(Stored items)

· · · · · · ·

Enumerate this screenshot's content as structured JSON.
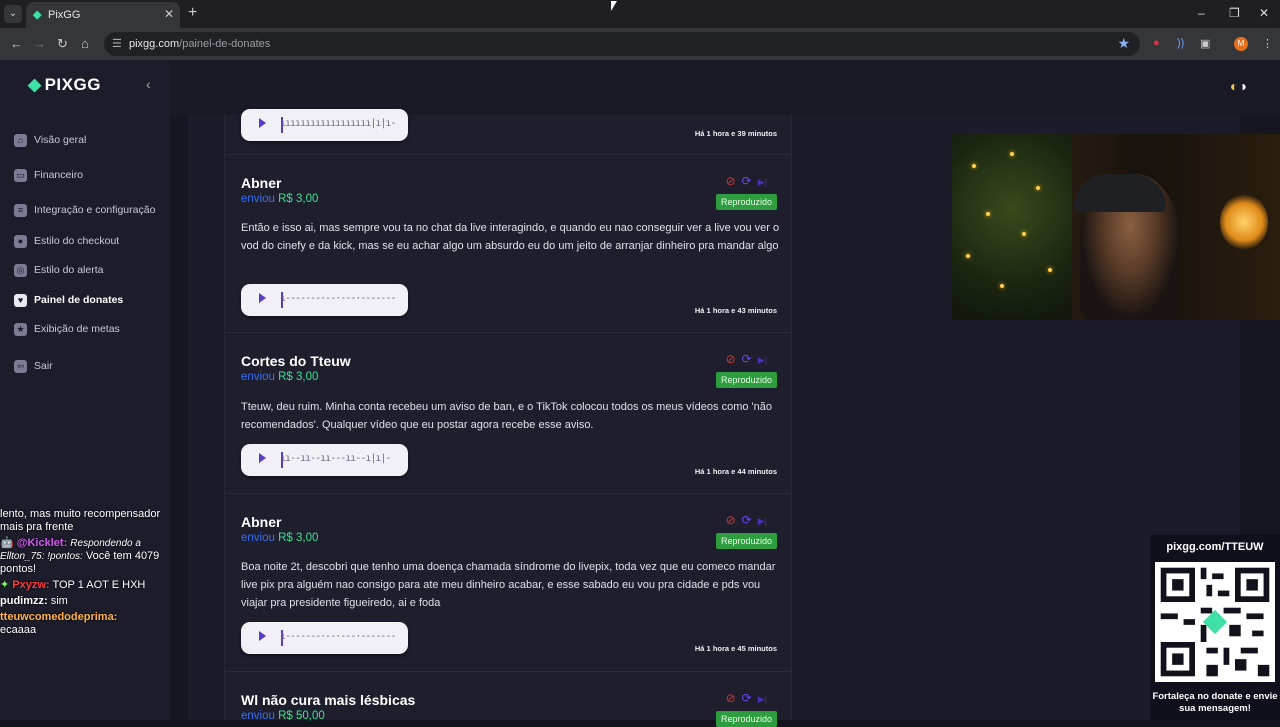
{
  "browser": {
    "tab_title": "PixGG",
    "tab_close": "✕",
    "new_tab": "+",
    "url_host": "pixgg.com",
    "url_path": "/painel-de-donates",
    "win_minimize": "–",
    "win_restore": "❐",
    "win_close": "✕",
    "profile_initial": "M"
  },
  "sidebar": {
    "logo": "PIXGG",
    "items": [
      {
        "label": "Visão geral",
        "icon": "home-icon"
      },
      {
        "label": "Financeiro",
        "icon": "wallet-icon"
      },
      {
        "label": "Integração e configuração",
        "icon": "settings-icon"
      },
      {
        "label": "Estilo do checkout",
        "icon": "palette-icon"
      },
      {
        "label": "Estilo do alerta",
        "icon": "bell-icon"
      },
      {
        "label": "Painel de donates",
        "icon": "donate-icon"
      },
      {
        "label": "Exibição de metas",
        "icon": "star-icon"
      },
      {
        "label": "Sair",
        "icon": "logout-icon"
      }
    ],
    "active_index": 5
  },
  "feed": {
    "top_card_time": "Há 1 hora e 39 minutos",
    "donations": [
      {
        "name": "Abner",
        "verb": "enviou",
        "amount": "R$ 3,00",
        "status": "Reproduzido",
        "message": "Então e isso ai, mas sempre vou ta no chat da live interagindo, e quando eu nao conseguir ver a live vou ver o vod do cinefy e da kick, mas se eu achar algo um absurdo eu do um jeito de arranjar dinheiro pra mandar algo",
        "time": "Há 1 hora e 43 minutos"
      },
      {
        "name": "Cortes do Tteuw",
        "verb": "enviou",
        "amount": "R$ 3,00",
        "status": "Reproduzido",
        "message": "Tteuw, deu ruim. Minha conta recebeu um aviso de ban, e o TikTok colocou todos os meus vídeos como 'não recomendados'. Qualquer vídeo que eu postar agora recebe esse aviso.",
        "time": "Há 1 hora e 44 minutos"
      },
      {
        "name": "Abner",
        "verb": "enviou",
        "amount": "R$ 3,00",
        "status": "Reproduzido",
        "message": "Boa noite 2t, descobri que tenho uma doença chamada síndrome do livepix, toda vez que eu comeco mandar live pix pra alguém nao consigo para ate meu dinheiro acabar, e esse sabado eu vou pra cidade e pds vou viajar pra presidente figueiredo, ai e foda",
        "time": "Há 1 hora e 45 minutos"
      },
      {
        "name": "Wl não cura mais lésbicas",
        "verb": "enviou",
        "amount": "R$ 50,00",
        "status": "Reproduzido",
        "message": "",
        "time": ""
      }
    ]
  },
  "chat": {
    "line1": "lento, mas muito recompensador mais pra frente",
    "u1": "@Kicklet:",
    "reply": "Respondendo a Ellton_75: !pontos:",
    "msg1": "Você tem 4079 pontos!",
    "u2": "Pxyzw:",
    "msg2": "TOP 1 AOT E HXH",
    "u3": "pudimzz:",
    "msg3": "sim",
    "u4": "tteuwcomedodeprima:",
    "msg4": "ecaaaa"
  },
  "qr": {
    "title": "pixgg.com/TTEUW",
    "caption": "Fortaleça no donate e envie sua mensagem!"
  },
  "colors": {
    "accent_green": "#3ee0a6",
    "amount_green": "#3ee08f",
    "verb_blue": "#3b6ef0",
    "badge_green": "#2e9d3f",
    "ban_red": "#d03a3a",
    "replay_purple": "#6b49f0"
  }
}
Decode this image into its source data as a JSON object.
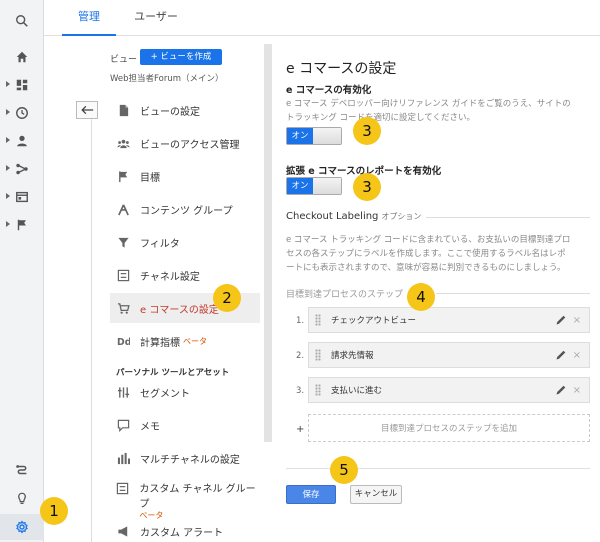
{
  "tabs": [
    {
      "label": "管理",
      "active": true
    },
    {
      "label": "ユーザー",
      "active": false
    }
  ],
  "rail_icons": [
    "search-icon",
    "home-icon",
    "dashboard-icon",
    "clock-icon",
    "person-icon",
    "flow-icon",
    "window-icon",
    "flag-icon",
    "discover-icon",
    "lightbulb-icon",
    "gear-icon"
  ],
  "view": {
    "label": "ビュー",
    "create_button": "+ ビューを作成",
    "name": "Web担当者Forum（メイン）"
  },
  "menu": {
    "items": [
      {
        "label": "ビューの設定",
        "icon": "document-icon"
      },
      {
        "label": "ビューのアクセス管理",
        "icon": "people-icon"
      },
      {
        "label": "目標",
        "icon": "flag-icon"
      },
      {
        "label": "コンテンツ グループ",
        "icon": "person-walk-icon"
      },
      {
        "label": "フィルタ",
        "icon": "filter-icon"
      },
      {
        "label": "チャネル設定",
        "icon": "channel-icon"
      },
      {
        "label": "e コマースの設定",
        "icon": "cart-icon",
        "selected": true
      },
      {
        "label": "計算指標",
        "icon": "dd-icon",
        "beta": "ベータ"
      }
    ],
    "section_title": "パーソナル ツールとアセット",
    "personal_items": [
      {
        "label": "セグメント",
        "icon": "segment-icon"
      },
      {
        "label": "メモ",
        "icon": "note-icon"
      },
      {
        "label": "マルチチャネルの設定",
        "icon": "bars-icon"
      },
      {
        "label": "カスタム チャネル グループ",
        "icon": "channel-icon",
        "beta": "ベータ"
      },
      {
        "label": "カスタム アラート",
        "icon": "megaphone-icon"
      }
    ]
  },
  "main": {
    "title": "e コマースの設定",
    "enable_ecommerce": {
      "heading": "e コマースの有効化",
      "desc1": "e コマース デベロッパー向けリファレンス ガイドをご覧のうえ、サイトの",
      "desc2": "トラッキング コードを適切に設定してください。",
      "toggle_label": "オン"
    },
    "enable_enhanced": {
      "heading": "拡張 e コマースのレポートを有効化",
      "toggle_label": "オン"
    },
    "checkout_labeling": {
      "title": "Checkout Labeling",
      "subtitle": "オプション",
      "desc1": "e コマース トラッキング コードに含まれている、お支払いの目標到達プロ",
      "desc2": "セスの各ステップにラベルを作成します。ここで使用するラベル名はレポ",
      "desc3": "ートにも表示されますので、意味が容易に判別できるものにしましょう。"
    },
    "steps_title": "目標到達プロセスのステップ",
    "steps": [
      {
        "num": "1.",
        "label": "チェックアウトビュー"
      },
      {
        "num": "2.",
        "label": "請求先情報"
      },
      {
        "num": "3.",
        "label": "支払いに進む"
      }
    ],
    "add_plus": "+",
    "add_step": "目標到達プロセスのステップを追加",
    "save_label": "保存",
    "cancel_label": "キャンセル"
  },
  "badges": [
    "1",
    "2",
    "3",
    "3",
    "4",
    "5"
  ],
  "colors": {
    "accent": "#1a73e8",
    "selected_text": "#c0392b",
    "badge": "#f5c518",
    "beta": "#d35400"
  }
}
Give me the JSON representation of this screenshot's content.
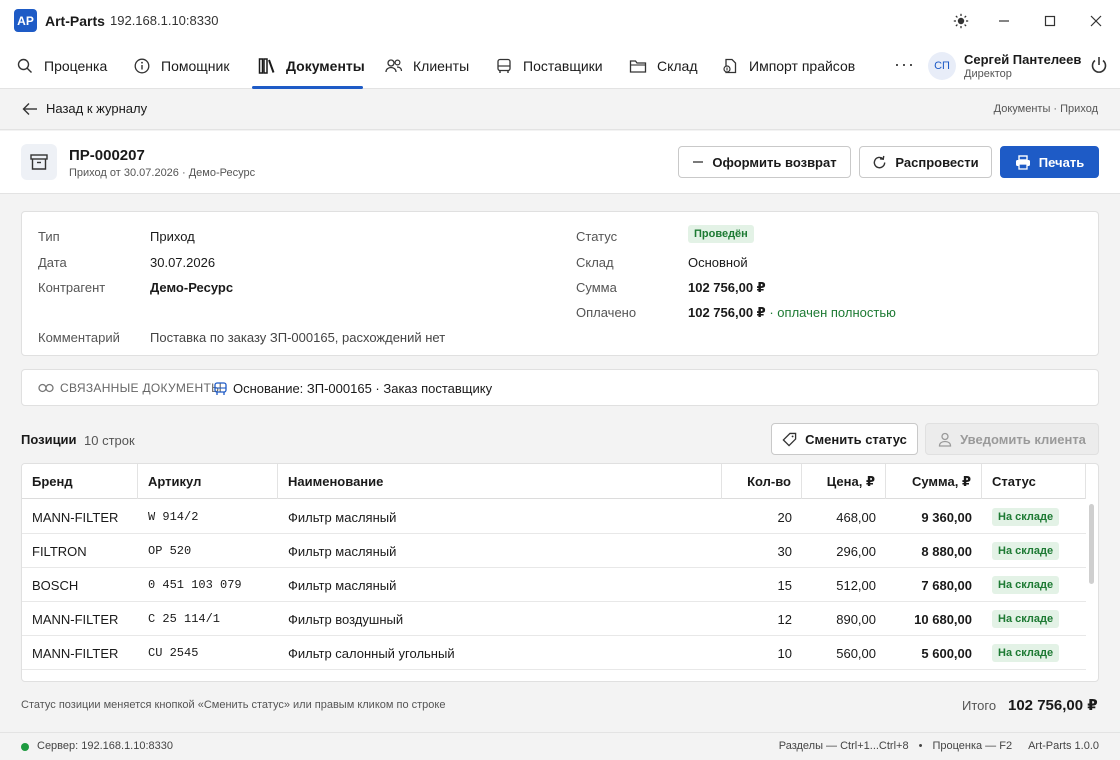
{
  "app": {
    "logo": "AP",
    "name": "Art-Parts",
    "host": "192.168.1.10:8330"
  },
  "nav": {
    "items": [
      {
        "label": "Проценка",
        "icon": "search-icon"
      },
      {
        "label": "Помощник",
        "icon": "info-icon"
      },
      {
        "label": "Документы",
        "icon": "books-icon",
        "active": true
      },
      {
        "label": "Клиенты",
        "icon": "users-icon"
      },
      {
        "label": "Поставщики",
        "icon": "bus-icon"
      },
      {
        "label": "Склад",
        "icon": "folder-icon"
      },
      {
        "label": "Импорт прайсов",
        "icon": "file-import-icon"
      }
    ],
    "more": "···"
  },
  "user": {
    "initials": "СП",
    "name": "Сергей Пантелеев",
    "role": "Директор"
  },
  "breadcrumb": {
    "back": "Назад к журналу",
    "path": "Документы · Приход"
  },
  "document": {
    "number": "ПР-000207",
    "subtitle": "Приход от 30.07.2026 · Демо-Ресурс",
    "actions": {
      "return": "Оформить возврат",
      "repost": "Распровести",
      "print": "Печать"
    }
  },
  "info": {
    "type_label": "Тип",
    "type": "Приход",
    "date_label": "Дата",
    "date": "30.07.2026",
    "counterparty_label": "Контрагент",
    "counterparty": "Демо-Ресурс",
    "comment_label": "Комментарий",
    "comment": "Поставка по заказу ЗП-000165, расхождений нет",
    "status_label": "Статус",
    "status": "Проведён",
    "warehouse_label": "Склад",
    "warehouse": "Основной",
    "sum_label": "Сумма",
    "sum": "102 756,00 ₽",
    "paid_label": "Оплачено",
    "paid": "102 756,00 ₽",
    "paid_note": "· оплачен полностью"
  },
  "related": {
    "label": "СВЯЗАННЫЕ ДОКУМЕНТЫ",
    "value": "Основание: ЗП-000165 · Заказ поставщику"
  },
  "positions": {
    "title": "Позиции",
    "count": "10 строк",
    "change_status": "Сменить статус",
    "notify_client": "Уведомить клиента",
    "columns": [
      "Бренд",
      "Артикул",
      "Наименование",
      "Кол-во",
      "Цена, ₽",
      "Сумма, ₽",
      "Статус"
    ],
    "rows": [
      {
        "brand": "MANN-FILTER",
        "article": "W 914/2",
        "name": "Фильтр масляный",
        "qty": "20",
        "price": "468,00",
        "sum": "9 360,00",
        "status": "На складе"
      },
      {
        "brand": "FILTRON",
        "article": "OP 520",
        "name": "Фильтр масляный",
        "qty": "30",
        "price": "296,00",
        "sum": "8 880,00",
        "status": "На складе"
      },
      {
        "brand": "BOSCH",
        "article": "0 451 103 079",
        "name": "Фильтр масляный",
        "qty": "15",
        "price": "512,00",
        "sum": "7 680,00",
        "status": "На складе"
      },
      {
        "brand": "MANN-FILTER",
        "article": "C 25 114/1",
        "name": "Фильтр воздушный",
        "qty": "12",
        "price": "890,00",
        "sum": "10 680,00",
        "status": "На складе"
      },
      {
        "brand": "MANN-FILTER",
        "article": "CU 2545",
        "name": "Фильтр салонный угольный",
        "qty": "10",
        "price": "560,00",
        "sum": "5 600,00",
        "status": "На складе"
      }
    ],
    "hint": "Статус позиции меняется кнопкой «Сменить статус» или правым кликом по строке",
    "total_label": "Итого",
    "total": "102 756,00 ₽"
  },
  "statusbar": {
    "server": "Сервер: 192.168.1.10:8330",
    "sections": "Разделы — Ctrl+1...Ctrl+8",
    "sep": "•",
    "pricing": "Проценка — F2",
    "version": "Art-Parts 1.0.0"
  },
  "colors": {
    "accent": "#1e5bc6",
    "success": "#1d7a33",
    "success_bg": "#e3f2e6"
  }
}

· · · · · · ·

* **TASK REQUIREMENTS**
Look over the listing. Pull out every line with the string "true" in it.

* **EXERCISE ANSWER**
      "active": true
        "selected": true
        "active": true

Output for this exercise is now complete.